__WHAT YOU NEED TO DO__
Return only the number of lines holding the word "Data".
-- Start of SUPPLIED RECORDS --
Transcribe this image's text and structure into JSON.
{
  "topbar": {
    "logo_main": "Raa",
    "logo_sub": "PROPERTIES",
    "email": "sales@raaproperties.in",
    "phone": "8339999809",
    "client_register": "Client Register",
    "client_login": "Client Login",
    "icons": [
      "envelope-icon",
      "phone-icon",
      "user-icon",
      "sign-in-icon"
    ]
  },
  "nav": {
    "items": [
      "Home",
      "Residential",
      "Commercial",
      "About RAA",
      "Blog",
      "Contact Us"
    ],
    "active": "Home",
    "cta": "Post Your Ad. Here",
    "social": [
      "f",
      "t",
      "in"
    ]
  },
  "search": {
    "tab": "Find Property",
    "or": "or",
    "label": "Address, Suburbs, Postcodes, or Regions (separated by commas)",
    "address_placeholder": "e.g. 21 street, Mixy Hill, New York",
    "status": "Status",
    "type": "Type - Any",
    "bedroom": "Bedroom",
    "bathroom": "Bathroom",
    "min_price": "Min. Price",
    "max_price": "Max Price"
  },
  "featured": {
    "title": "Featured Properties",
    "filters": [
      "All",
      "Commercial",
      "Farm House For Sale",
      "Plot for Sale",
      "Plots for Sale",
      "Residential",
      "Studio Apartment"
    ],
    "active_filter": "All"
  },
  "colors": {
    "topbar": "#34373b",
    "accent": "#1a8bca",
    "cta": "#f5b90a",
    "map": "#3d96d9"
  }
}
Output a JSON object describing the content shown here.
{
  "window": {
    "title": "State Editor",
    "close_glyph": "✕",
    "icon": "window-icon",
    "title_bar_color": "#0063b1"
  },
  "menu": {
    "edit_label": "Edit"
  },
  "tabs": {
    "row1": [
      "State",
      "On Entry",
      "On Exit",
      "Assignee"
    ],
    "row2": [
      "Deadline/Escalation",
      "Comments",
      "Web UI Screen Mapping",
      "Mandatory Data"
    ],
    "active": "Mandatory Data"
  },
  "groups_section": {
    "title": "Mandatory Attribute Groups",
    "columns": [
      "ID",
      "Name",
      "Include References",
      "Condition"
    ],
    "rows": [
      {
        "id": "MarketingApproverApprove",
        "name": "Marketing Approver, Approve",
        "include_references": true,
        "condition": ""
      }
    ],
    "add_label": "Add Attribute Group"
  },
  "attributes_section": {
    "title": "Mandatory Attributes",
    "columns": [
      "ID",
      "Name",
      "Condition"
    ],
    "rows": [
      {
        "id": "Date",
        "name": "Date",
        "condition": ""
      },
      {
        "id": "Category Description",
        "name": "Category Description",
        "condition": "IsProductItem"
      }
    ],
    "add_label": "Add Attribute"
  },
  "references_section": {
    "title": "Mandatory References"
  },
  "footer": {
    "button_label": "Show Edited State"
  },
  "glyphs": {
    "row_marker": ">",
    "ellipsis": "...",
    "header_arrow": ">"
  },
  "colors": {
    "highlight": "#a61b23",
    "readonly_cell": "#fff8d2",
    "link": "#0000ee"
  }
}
-- End of SUPPLIED RECORDS --
-- Start of SUPPLIED RECORDS --
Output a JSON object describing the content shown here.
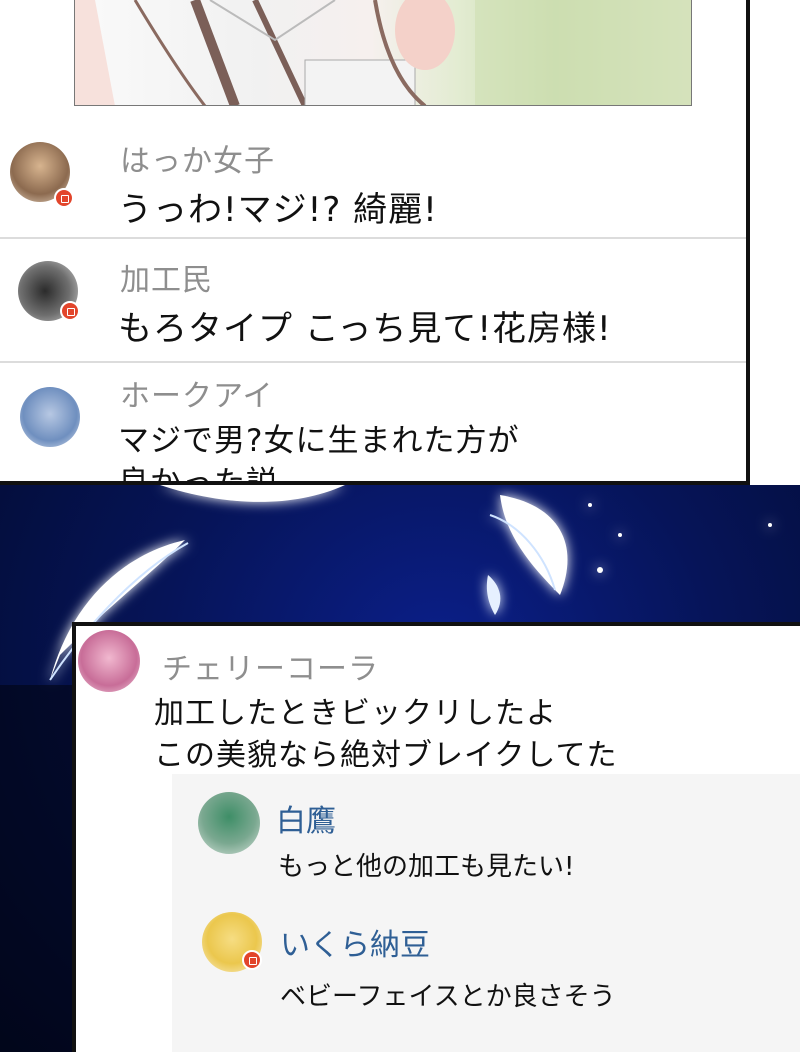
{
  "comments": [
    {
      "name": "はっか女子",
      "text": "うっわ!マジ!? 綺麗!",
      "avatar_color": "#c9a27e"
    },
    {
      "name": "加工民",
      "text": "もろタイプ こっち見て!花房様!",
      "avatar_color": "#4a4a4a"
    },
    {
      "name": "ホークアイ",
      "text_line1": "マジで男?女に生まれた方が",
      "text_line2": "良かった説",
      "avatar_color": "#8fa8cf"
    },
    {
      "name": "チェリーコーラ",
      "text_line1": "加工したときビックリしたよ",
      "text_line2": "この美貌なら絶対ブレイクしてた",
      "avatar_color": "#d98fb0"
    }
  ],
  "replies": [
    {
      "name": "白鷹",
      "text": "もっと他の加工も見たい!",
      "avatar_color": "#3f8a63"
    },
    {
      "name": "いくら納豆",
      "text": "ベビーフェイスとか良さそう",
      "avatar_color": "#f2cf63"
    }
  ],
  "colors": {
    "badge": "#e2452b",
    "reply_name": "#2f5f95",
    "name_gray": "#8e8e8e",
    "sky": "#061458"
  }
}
-- End of SUPPLIED RECORDS --
__RESULT OF THE EXERCISE__
2